══ TASK INPUT

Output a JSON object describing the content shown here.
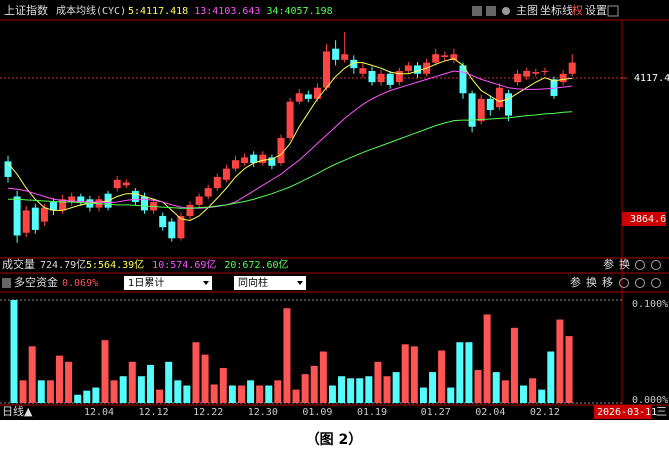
{
  "header": {
    "symbol": "上证指数",
    "indicator": "成本均线(CYC)",
    "buttons": [
      "主图",
      "坐标线",
      "权",
      "设置"
    ]
  },
  "volume_header": {
    "title": "成交量",
    "value": "724.79亿",
    "mas": [
      {
        "label": "5:564.39亿",
        "color": "#ffff55"
      },
      {
        "label": "10:574.69亿",
        "color": "#ff55ff"
      },
      {
        "label": "20:672.60亿",
        "color": "#55ff55"
      }
    ],
    "tools": [
      "参",
      "换"
    ]
  },
  "chart_data": [
    {
      "type": "candlestick",
      "up_color": "#ff4444",
      "down_color": "#54fcfc",
      "categories": [
        null,
        null,
        null,
        null,
        null,
        null,
        null,
        null,
        null,
        null,
        "12.04",
        null,
        null,
        null,
        null,
        null,
        "12.12",
        null,
        null,
        null,
        null,
        null,
        "12.22",
        null,
        null,
        null,
        null,
        null,
        "12.30",
        null,
        null,
        null,
        null,
        null,
        "01.09",
        null,
        null,
        null,
        null,
        null,
        "01.19",
        null,
        null,
        null,
        null,
        null,
        null,
        "01.27",
        null,
        null,
        null,
        null,
        null,
        "02.04",
        null,
        null,
        null,
        null,
        null,
        "02.12",
        null,
        null,
        null
      ],
      "open": [
        3968,
        3905,
        3840,
        3885,
        3860,
        3895,
        3880,
        3895,
        3905,
        3900,
        3885,
        3910,
        3920,
        3925,
        3915,
        3905,
        3880,
        3870,
        3860,
        3830,
        3870,
        3890,
        3905,
        3920,
        3935,
        3955,
        3965,
        3980,
        3965,
        3975,
        3965,
        4010,
        4075,
        4088,
        4080,
        4100,
        4170,
        4150,
        4150,
        4125,
        4130,
        4110,
        4125,
        4110,
        4130,
        4140,
        4125,
        4145,
        4155,
        4150,
        4140,
        4090,
        4040,
        4080,
        4065,
        4090,
        4110,
        4120,
        4125,
        4128,
        4115,
        4110,
        4125
      ],
      "high": [
        3978,
        3915,
        3888,
        3892,
        3892,
        3902,
        3908,
        3912,
        3910,
        3906,
        3906,
        3915,
        3942,
        3936,
        3920,
        3912,
        3902,
        3876,
        3866,
        3876,
        3896,
        3910,
        3926,
        3946,
        3962,
        3978,
        3982,
        3986,
        3986,
        3980,
        4016,
        4082,
        4098,
        4095,
        4108,
        4178,
        4185,
        4200,
        4158,
        4145,
        4138,
        4132,
        4130,
        4136,
        4146,
        4146,
        4152,
        4170,
        4165,
        4170,
        4145,
        4095,
        4088,
        4086,
        4108,
        4096,
        4132,
        4136,
        4134,
        4136,
        4120,
        4132,
        4160
      ],
      "low": [
        3930,
        3822,
        3832,
        3838,
        3852,
        3872,
        3874,
        3888,
        3888,
        3878,
        3878,
        3880,
        3914,
        3920,
        3890,
        3874,
        3874,
        3844,
        3824,
        3826,
        3864,
        3885,
        3900,
        3915,
        3930,
        3950,
        3960,
        3958,
        3960,
        3954,
        3960,
        4005,
        4070,
        4074,
        4075,
        4095,
        4140,
        4145,
        4125,
        4118,
        4104,
        4104,
        4098,
        4104,
        4124,
        4118,
        4120,
        4140,
        4148,
        4144,
        4080,
        4020,
        4034,
        4050,
        4060,
        4040,
        4104,
        4114,
        4120,
        4122,
        4080,
        4104,
        4120
      ],
      "close": [
        3940,
        3835,
        3880,
        3845,
        3885,
        3880,
        3900,
        3905,
        3895,
        3885,
        3900,
        3885,
        3935,
        3930,
        3895,
        3880,
        3895,
        3850,
        3830,
        3870,
        3890,
        3905,
        3920,
        3940,
        3955,
        3970,
        3975,
        3965,
        3980,
        3960,
        4010,
        4075,
        4090,
        4080,
        4100,
        4165,
        4150,
        4160,
        4135,
        4135,
        4110,
        4125,
        4105,
        4130,
        4140,
        4125,
        4145,
        4160,
        4158,
        4160,
        4090,
        4030,
        4080,
        4060,
        4100,
        4050,
        4125,
        4130,
        4128,
        4130,
        4085,
        4125,
        4145
      ],
      "series": [
        {
          "name": "5:4117.418",
          "color": "#ffff55",
          "values": [
            3965,
            3945,
            3920,
            3900,
            3885,
            3880,
            3880,
            3885,
            3890,
            3893,
            3895,
            3897,
            3905,
            3910,
            3910,
            3905,
            3900,
            3895,
            3880,
            3865,
            3862,
            3870,
            3885,
            3902,
            3920,
            3940,
            3955,
            3965,
            3970,
            3972,
            3980,
            4000,
            4030,
            4055,
            4080,
            4100,
            4120,
            4135,
            4145,
            4145,
            4140,
            4135,
            4128,
            4125,
            4125,
            4130,
            4135,
            4142,
            4148,
            4152,
            4140,
            4115,
            4095,
            4085,
            4075,
            4080,
            4090,
            4100,
            4110,
            4118,
            4112,
            4115,
            4117
          ]
        },
        {
          "name": "13:4103.643",
          "color": "#ff55ff",
          "values": [
            3920,
            3918,
            3915,
            3910,
            3905,
            3900,
            3898,
            3897,
            3896,
            3895,
            3895,
            3894,
            3895,
            3898,
            3900,
            3900,
            3898,
            3895,
            3890,
            3886,
            3884,
            3884,
            3885,
            3887,
            3890,
            3895,
            3905,
            3915,
            3925,
            3935,
            3945,
            3958,
            3970,
            3985,
            4000,
            4015,
            4030,
            4045,
            4058,
            4070,
            4080,
            4088,
            4095,
            4100,
            4105,
            4110,
            4115,
            4120,
            4125,
            4130,
            4128,
            4122,
            4115,
            4110,
            4105,
            4100,
            4098,
            4097,
            4097,
            4098,
            4099,
            4101,
            4103
          ]
        },
        {
          "name": "34:4057.198",
          "color": "#55ff55",
          "values": [
            3900,
            3900,
            3899,
            3898,
            3897,
            3896,
            3895,
            3895,
            3894,
            3893,
            3892,
            3891,
            3890,
            3890,
            3889,
            3888,
            3887,
            3886,
            3885,
            3884,
            3884,
            3885,
            3886,
            3888,
            3890,
            3893,
            3896,
            3900,
            3905,
            3910,
            3916,
            3922,
            3930,
            3938,
            3946,
            3955,
            3963,
            3970,
            3977,
            3984,
            3990,
            3996,
            4002,
            4008,
            4014,
            4020,
            4026,
            4032,
            4037,
            4041,
            4042,
            4042,
            4043,
            4044,
            4045,
            4046,
            4048,
            4050,
            4051,
            4053,
            4054,
            4056,
            4057
          ]
        }
      ],
      "ylim": [
        3794.7,
        4221.4
      ],
      "yticks": [
        4117.4
      ],
      "low_label": 3864.6,
      "x_axis_title": "日线▲",
      "date": "2026-03-11",
      "menu": "三"
    },
    {
      "type": "bar",
      "title": "多空资金",
      "subtitle": "0.069%",
      "controls": [
        "1日累计",
        "同向柱"
      ],
      "tools": [
        "参",
        "换",
        "移"
      ],
      "values": [
        0.1,
        0.022,
        0.055,
        0.022,
        0.022,
        0.046,
        0.04,
        0.008,
        0.012,
        0.015,
        0.061,
        0.022,
        0.026,
        0.04,
        0.026,
        0.037,
        0.013,
        0.04,
        0.022,
        0.017,
        0.059,
        0.047,
        0.018,
        0.034,
        0.017,
        0.017,
        0.022,
        0.017,
        0.017,
        0.022,
        0.092,
        0.013,
        0.028,
        0.036,
        0.05,
        0.017,
        0.026,
        0.024,
        0.024,
        0.026,
        0.04,
        0.026,
        0.03,
        0.057,
        0.055,
        0.015,
        0.03,
        0.051,
        0.015,
        0.059,
        0.059,
        0.032,
        0.086,
        0.03,
        0.022,
        0.073,
        0.017,
        0.024,
        0.013,
        0.05,
        0.081,
        0.065
      ],
      "colors": [
        "#54fcfc",
        "#ff5555",
        "#ff5555",
        "#54fcfc",
        "#ff5555",
        "#ff5555",
        "#ff5555",
        "#54fcfc",
        "#54fcfc",
        "#54fcfc",
        "#ff5555",
        "#ff5555",
        "#54fcfc",
        "#ff5555",
        "#54fcfc",
        "#54fcfc",
        "#ff5555",
        "#54fcfc",
        "#54fcfc",
        "#54fcfc",
        "#ff5555",
        "#ff5555",
        "#ff5555",
        "#ff5555",
        "#54fcfc",
        "#ff5555",
        "#54fcfc",
        "#ff5555",
        "#54fcfc",
        "#ff5555",
        "#ff5555",
        "#ff5555",
        "#ff5555",
        "#ff5555",
        "#ff5555",
        "#54fcfc",
        "#54fcfc",
        "#54fcfc",
        "#54fcfc",
        "#54fcfc",
        "#ff5555",
        "#ff5555",
        "#54fcfc",
        "#ff5555",
        "#ff5555",
        "#54fcfc",
        "#54fcfc",
        "#ff5555",
        "#54fcfc",
        "#54fcfc",
        "#54fcfc",
        "#ff5555",
        "#ff5555",
        "#54fcfc",
        "#ff5555",
        "#ff5555",
        "#54fcfc",
        "#ff5555",
        "#54fcfc",
        "#54fcfc",
        "#ff5555",
        "#ff5555"
      ],
      "ylim": [
        0,
        0.1
      ],
      "yticks": [
        {
          "value": 0.1,
          "label": "0.100%"
        },
        {
          "value": 0,
          "label": "0.000%"
        }
      ]
    }
  ],
  "caption": "（图 2）"
}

════

DIRECTIVE: Only lines with "name" are wanted here; list each of them.

WRITTEN RESPONSE:
          "name": "5:4117.418",
          "name": "13:4103.643",
          "name": "34:4057.198",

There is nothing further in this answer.